WHAT IS EXPECTED —
Check every line of the material below for the string "конкуренции", and return the ones that have it.
━━━ EXTRACTED ENTRIES
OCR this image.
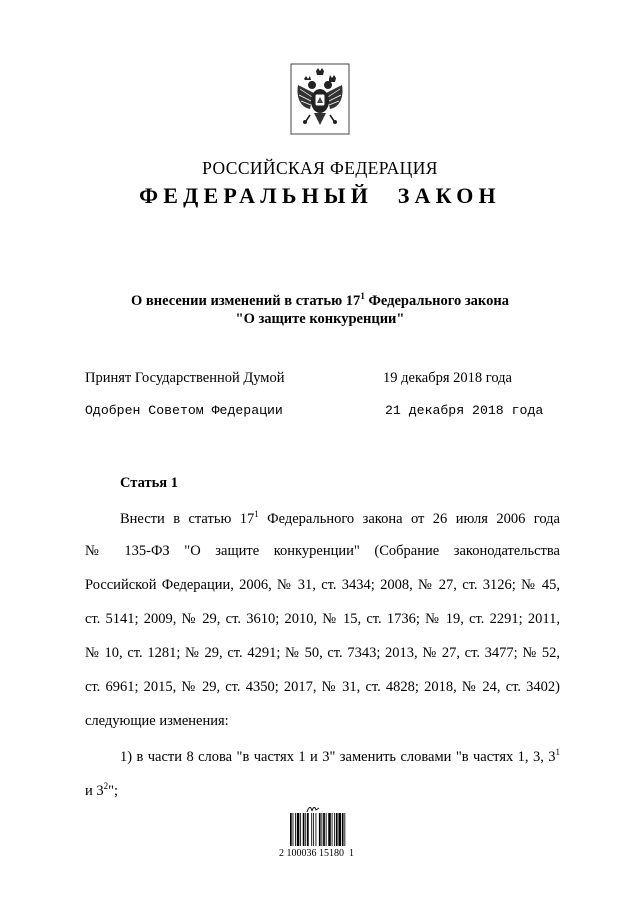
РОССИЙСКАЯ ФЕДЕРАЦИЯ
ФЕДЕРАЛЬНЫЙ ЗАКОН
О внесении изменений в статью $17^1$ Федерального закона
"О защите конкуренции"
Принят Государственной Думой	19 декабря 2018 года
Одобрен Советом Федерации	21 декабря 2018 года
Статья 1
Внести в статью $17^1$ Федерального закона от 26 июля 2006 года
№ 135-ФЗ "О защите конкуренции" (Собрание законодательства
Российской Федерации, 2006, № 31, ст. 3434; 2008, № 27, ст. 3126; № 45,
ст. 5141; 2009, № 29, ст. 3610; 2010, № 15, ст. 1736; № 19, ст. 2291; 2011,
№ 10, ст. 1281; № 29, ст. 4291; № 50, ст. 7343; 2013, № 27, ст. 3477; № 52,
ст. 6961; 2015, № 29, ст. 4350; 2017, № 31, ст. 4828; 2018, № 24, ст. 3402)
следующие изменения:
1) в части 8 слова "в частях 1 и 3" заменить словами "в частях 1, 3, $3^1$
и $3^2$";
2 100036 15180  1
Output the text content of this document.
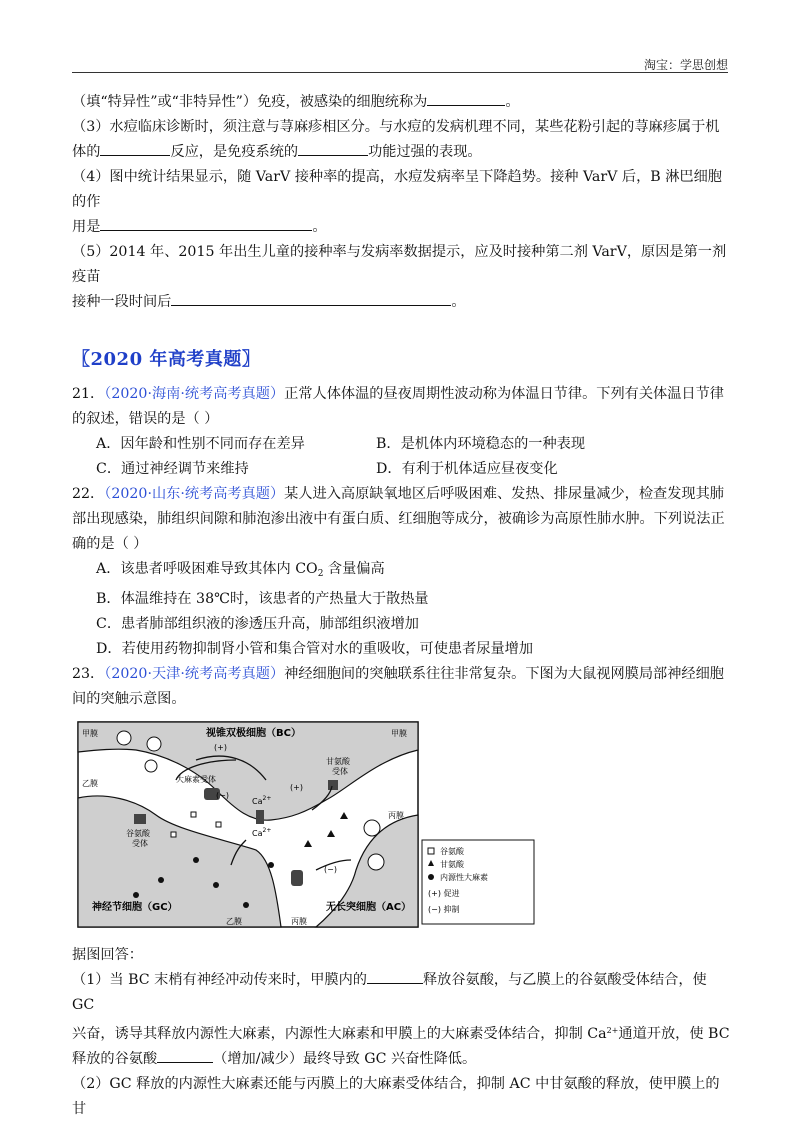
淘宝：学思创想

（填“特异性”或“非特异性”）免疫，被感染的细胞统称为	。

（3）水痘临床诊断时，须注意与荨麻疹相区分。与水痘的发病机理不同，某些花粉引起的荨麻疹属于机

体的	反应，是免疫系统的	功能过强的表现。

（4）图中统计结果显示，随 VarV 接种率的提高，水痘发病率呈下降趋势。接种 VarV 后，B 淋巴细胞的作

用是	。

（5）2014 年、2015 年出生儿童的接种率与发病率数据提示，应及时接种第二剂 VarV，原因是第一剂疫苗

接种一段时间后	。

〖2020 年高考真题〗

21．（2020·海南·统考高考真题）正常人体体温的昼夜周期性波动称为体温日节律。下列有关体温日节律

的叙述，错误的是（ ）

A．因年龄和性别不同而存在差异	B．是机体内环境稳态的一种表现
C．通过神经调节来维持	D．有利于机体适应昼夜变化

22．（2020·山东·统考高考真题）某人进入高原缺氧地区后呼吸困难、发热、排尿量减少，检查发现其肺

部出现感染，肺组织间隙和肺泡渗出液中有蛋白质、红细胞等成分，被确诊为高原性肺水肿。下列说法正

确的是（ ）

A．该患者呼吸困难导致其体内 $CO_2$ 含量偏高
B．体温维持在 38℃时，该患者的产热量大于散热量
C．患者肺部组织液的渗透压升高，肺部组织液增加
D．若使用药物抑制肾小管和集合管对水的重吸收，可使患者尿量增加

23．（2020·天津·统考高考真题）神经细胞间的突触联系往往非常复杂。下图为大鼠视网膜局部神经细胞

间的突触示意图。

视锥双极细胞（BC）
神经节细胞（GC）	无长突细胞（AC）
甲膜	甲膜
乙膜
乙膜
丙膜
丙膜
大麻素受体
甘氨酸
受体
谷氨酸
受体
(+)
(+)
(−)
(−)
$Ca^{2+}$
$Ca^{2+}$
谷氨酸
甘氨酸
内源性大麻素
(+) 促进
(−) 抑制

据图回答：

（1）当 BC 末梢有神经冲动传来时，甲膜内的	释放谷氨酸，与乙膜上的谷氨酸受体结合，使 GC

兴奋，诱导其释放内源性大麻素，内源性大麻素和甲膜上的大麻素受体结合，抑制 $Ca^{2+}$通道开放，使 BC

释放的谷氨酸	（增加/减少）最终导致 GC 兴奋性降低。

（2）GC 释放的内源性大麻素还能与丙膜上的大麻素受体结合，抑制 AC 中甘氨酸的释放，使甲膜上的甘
━━━━━━
━━━ EXTRACTED ENTRIES
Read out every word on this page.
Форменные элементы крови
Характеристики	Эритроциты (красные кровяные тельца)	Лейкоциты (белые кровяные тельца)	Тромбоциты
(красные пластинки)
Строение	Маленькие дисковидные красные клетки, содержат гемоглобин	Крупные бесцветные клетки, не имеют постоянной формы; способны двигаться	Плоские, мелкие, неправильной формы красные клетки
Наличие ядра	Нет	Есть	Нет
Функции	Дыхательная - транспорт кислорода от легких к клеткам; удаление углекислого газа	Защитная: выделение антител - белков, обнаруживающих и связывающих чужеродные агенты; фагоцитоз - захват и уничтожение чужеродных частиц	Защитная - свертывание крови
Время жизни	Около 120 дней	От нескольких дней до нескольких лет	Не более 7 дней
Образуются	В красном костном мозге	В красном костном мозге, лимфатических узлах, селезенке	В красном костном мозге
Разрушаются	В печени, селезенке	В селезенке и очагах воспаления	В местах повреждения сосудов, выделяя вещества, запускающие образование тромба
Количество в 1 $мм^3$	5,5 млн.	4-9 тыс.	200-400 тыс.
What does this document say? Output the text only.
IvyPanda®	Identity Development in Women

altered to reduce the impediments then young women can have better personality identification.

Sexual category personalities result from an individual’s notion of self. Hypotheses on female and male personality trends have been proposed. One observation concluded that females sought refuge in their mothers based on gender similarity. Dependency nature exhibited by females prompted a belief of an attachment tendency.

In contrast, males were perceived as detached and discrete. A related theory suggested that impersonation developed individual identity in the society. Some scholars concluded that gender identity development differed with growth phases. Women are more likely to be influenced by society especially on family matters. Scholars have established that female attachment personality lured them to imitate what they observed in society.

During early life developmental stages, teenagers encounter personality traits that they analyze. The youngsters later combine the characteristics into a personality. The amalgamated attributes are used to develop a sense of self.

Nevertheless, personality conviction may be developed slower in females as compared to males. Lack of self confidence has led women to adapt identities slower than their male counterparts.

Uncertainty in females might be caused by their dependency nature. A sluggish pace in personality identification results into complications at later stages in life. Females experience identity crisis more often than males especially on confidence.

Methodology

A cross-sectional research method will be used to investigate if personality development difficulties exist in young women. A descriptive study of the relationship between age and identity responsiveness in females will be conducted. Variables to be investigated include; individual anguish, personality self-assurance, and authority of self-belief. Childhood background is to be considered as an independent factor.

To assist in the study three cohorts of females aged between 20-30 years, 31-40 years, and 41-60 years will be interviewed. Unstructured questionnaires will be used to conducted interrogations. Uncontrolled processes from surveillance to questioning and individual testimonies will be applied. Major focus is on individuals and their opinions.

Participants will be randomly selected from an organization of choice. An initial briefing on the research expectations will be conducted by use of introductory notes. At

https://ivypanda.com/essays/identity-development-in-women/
━━━━━━
TASK RESULT —
"О защите конкуренции"
№ 135-ФЗ "О защите конкуренции" (Собрание законодательства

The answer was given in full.